* Goal:
Will you output the entries below exactly, skipping every image they contain?

* Records for the exercise:
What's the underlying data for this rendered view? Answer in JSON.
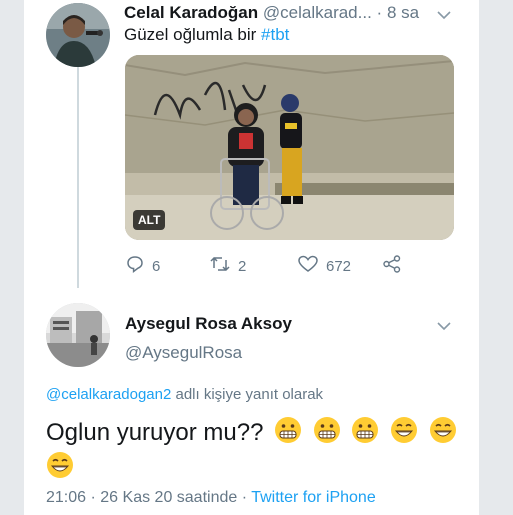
{
  "tweet1": {
    "display_name": "Celal Karadoğan",
    "handle": "@celalkarad...",
    "separator": "·",
    "time": "8 sa",
    "text_prefix": "Güzel oğlumla bir ",
    "hashtag": "#tbt",
    "media_alt_label": "ALT",
    "replies": "6",
    "retweets": "2",
    "likes": "672"
  },
  "tweet2": {
    "display_name": "Aysegul Rosa Aksoy",
    "handle": "@AysegulRosa",
    "reply_to_link": "@celalkaradogan2",
    "reply_to_suffix": " adlı kişiye yanıt olarak",
    "text": "Oglun yuruyor mu??",
    "time": "21:06",
    "separator": "·",
    "date": "26 Kas 20 saatinde",
    "separator2": "·",
    "client": "Twitter for iPhone"
  },
  "icons": [
    "chevron-down-icon",
    "reply-icon",
    "retweet-icon",
    "like-icon",
    "share-icon",
    "grimacing-face-emoji",
    "grinning-face-emoji"
  ],
  "colors": {
    "link": "#1da1f2",
    "muted": "#657786",
    "text": "#14171a"
  }
}
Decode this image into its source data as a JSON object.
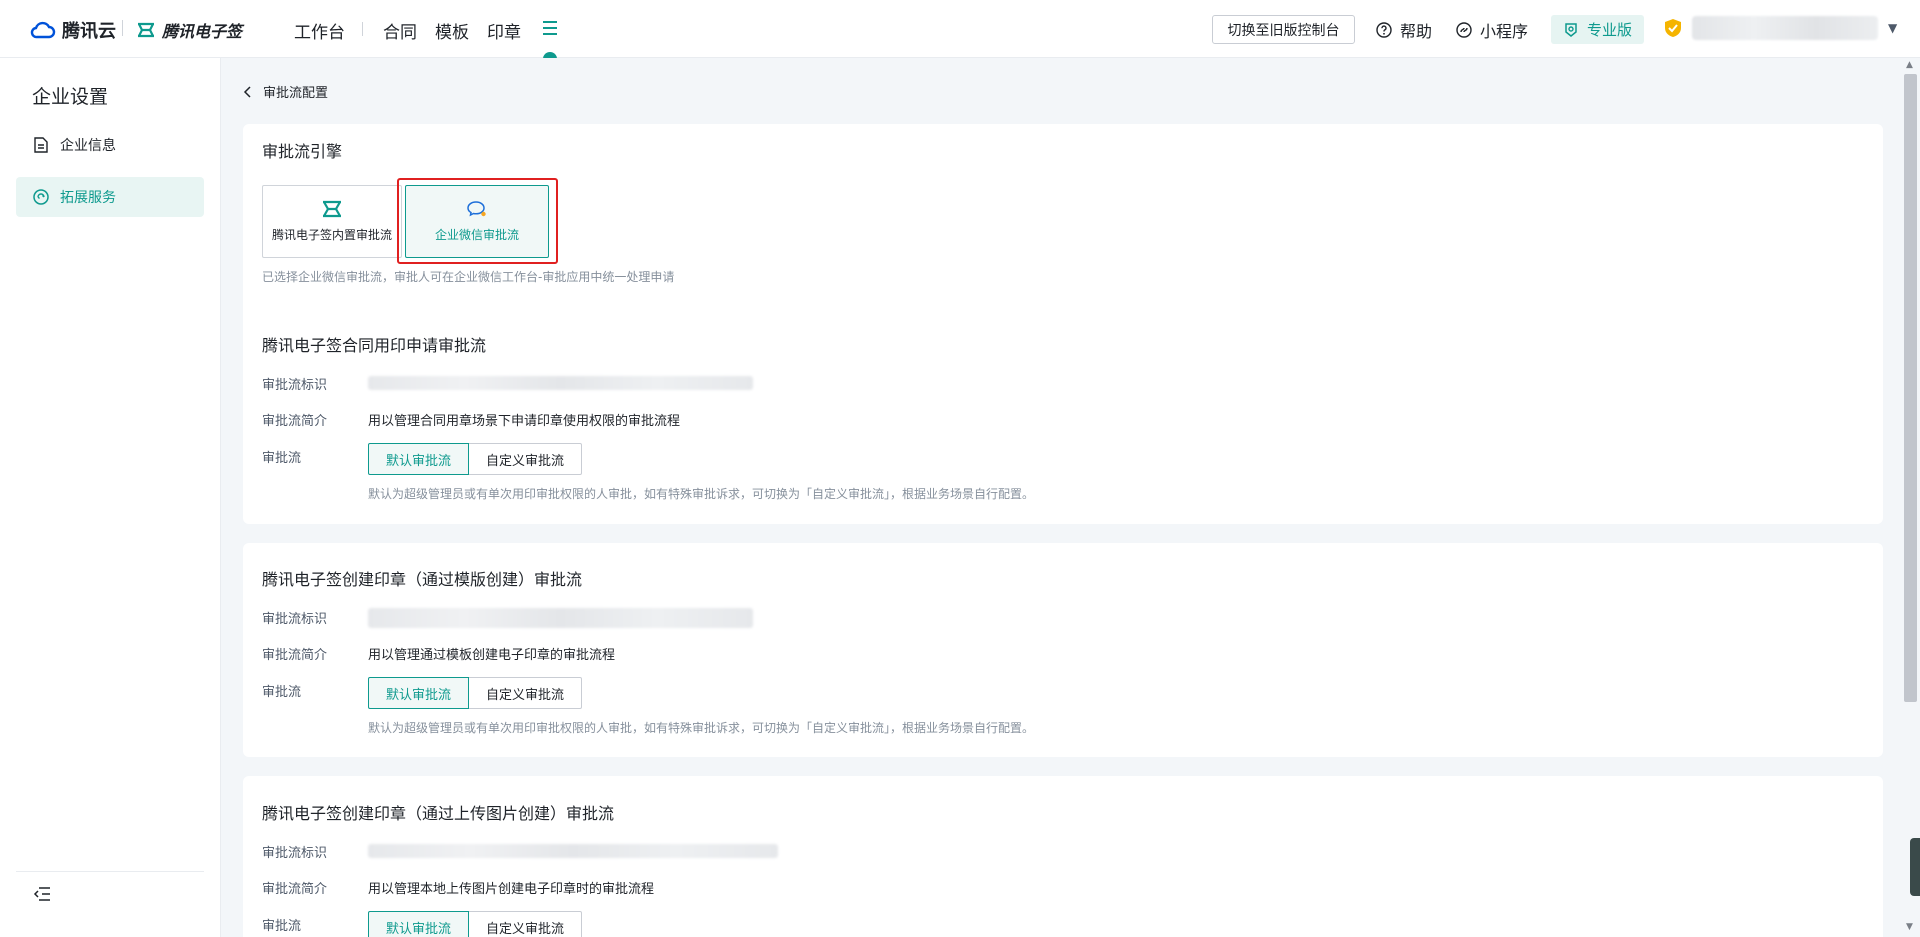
{
  "header": {
    "tencent_cloud": "腾讯云",
    "esign": "腾讯电子签",
    "workbench": "工作台",
    "nav": [
      "合同",
      "模板",
      "印章"
    ],
    "switch_old": "切换至旧版控制台",
    "help": "帮助",
    "miniprogram": "小程序",
    "edition": "专业版"
  },
  "sidebar": {
    "title": "企业设置",
    "items": [
      {
        "label": "企业信息",
        "active": false
      },
      {
        "label": "拓展服务",
        "active": true
      }
    ]
  },
  "breadcrumb": "审批流配置",
  "engine": {
    "title": "审批流引擎",
    "options": [
      {
        "label": "腾讯电子签内置审批流",
        "selected": false
      },
      {
        "label": "企业微信审批流",
        "selected": true
      }
    ],
    "note": "已选择企业微信审批流，审批人可在企业微信工作台-审批应用中统一处理申请"
  },
  "labels": {
    "id": "审批流标识",
    "intro": "审批流简介",
    "flow": "审批流",
    "default_flow": "默认审批流",
    "custom_flow": "自定义审批流",
    "flow_note": "默认为超级管理员或有单次用印审批权限的人审批，如有特殊审批诉求，可切换为「自定义审批流」，根据业务场景自行配置。"
  },
  "flows": [
    {
      "title": "腾讯电子签合同用印申请审批流",
      "intro": "用以管理合同用章场景下申请印章使用权限的审批流程"
    },
    {
      "title": "腾讯电子签创建印章（通过模版创建）审批流",
      "intro": "用以管理通过模板创建电子印章的审批流程"
    },
    {
      "title": "腾讯电子签创建印章（通过上传图片创建）审批流",
      "intro": "用以管理本地上传图片创建电子印章时的审批流程"
    }
  ],
  "colors": {
    "accent": "#0e9a8e",
    "highlight": "#e02020"
  }
}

* Response to this exercise:
What's the underlying data for this rendered view? Answer in JSON.
{
  "tweet1": {
    "display_name": "Celal Karadoğan",
    "handle": "@celalkarad...",
    "separator": "·",
    "time": "8 sa",
    "text_prefix": "Güzel oğlumla bir ",
    "hashtag": "#tbt",
    "media_alt_label": "ALT",
    "replies": "6",
    "retweets": "2",
    "likes": "672"
  },
  "tweet2": {
    "display_name": "Aysegul Rosa Aksoy",
    "handle": "@AysegulRosa",
    "reply_to_link": "@celalkaradogan2",
    "reply_to_suffix": " adlı kişiye yanıt olarak",
    "text": "Oglun yuruyor mu??",
    "time": "21:06",
    "separator": "·",
    "date": "26 Kas 20 saatinde",
    "separator2": "·",
    "client": "Twitter for iPhone"
  },
  "icons": [
    "chevron-down-icon",
    "reply-icon",
    "retweet-icon",
    "like-icon",
    "share-icon",
    "grimacing-face-emoji",
    "grinning-face-emoji"
  ],
  "colors": {
    "link": "#1da1f2",
    "muted": "#657786",
    "text": "#14171a"
  }
}
Decode this image into its source data as a JSON object.
{
  "header": {
    "tencent_cloud": "腾讯云",
    "esign": "腾讯电子签",
    "workbench": "工作台",
    "nav": [
      "合同",
      "模板",
      "印章"
    ],
    "switch_old": "切换至旧版控制台",
    "help": "帮助",
    "miniprogram": "小程序",
    "edition": "专业版"
  },
  "sidebar": {
    "title": "企业设置",
    "items": [
      {
        "label": "企业信息",
        "active": false
      },
      {
        "label": "拓展服务",
        "active": true
      }
    ]
  },
  "breadcrumb": "审批流配置",
  "engine": {
    "title": "审批流引擎",
    "options": [
      {
        "label": "腾讯电子签内置审批流",
        "selected": false
      },
      {
        "label": "企业微信审批流",
        "selected": true
      }
    ],
    "note": "已选择企业微信审批流，审批人可在企业微信工作台-审批应用中统一处理申请"
  },
  "labels": {
    "id": "审批流标识",
    "intro": "审批流简介",
    "flow": "审批流",
    "default_flow": "默认审批流",
    "custom_flow": "自定义审批流",
    "flow_note": "默认为超级管理员或有单次用印审批权限的人审批，如有特殊审批诉求，可切换为「自定义审批流」，根据业务场景自行配置。"
  },
  "flows": [
    {
      "title": "腾讯电子签合同用印申请审批流",
      "intro": "用以管理合同用章场景下申请印章使用权限的审批流程"
    },
    {
      "title": "腾讯电子签创建印章（通过模版创建）审批流",
      "intro": "用以管理通过模板创建电子印章的审批流程"
    },
    {
      "title": "腾讯电子签创建印章（通过上传图片创建）审批流",
      "intro": "用以管理本地上传图片创建电子印章时的审批流程"
    }
  ],
  "colors": {
    "accent": "#0e9a8e",
    "highlight": "#e02020"
  }
}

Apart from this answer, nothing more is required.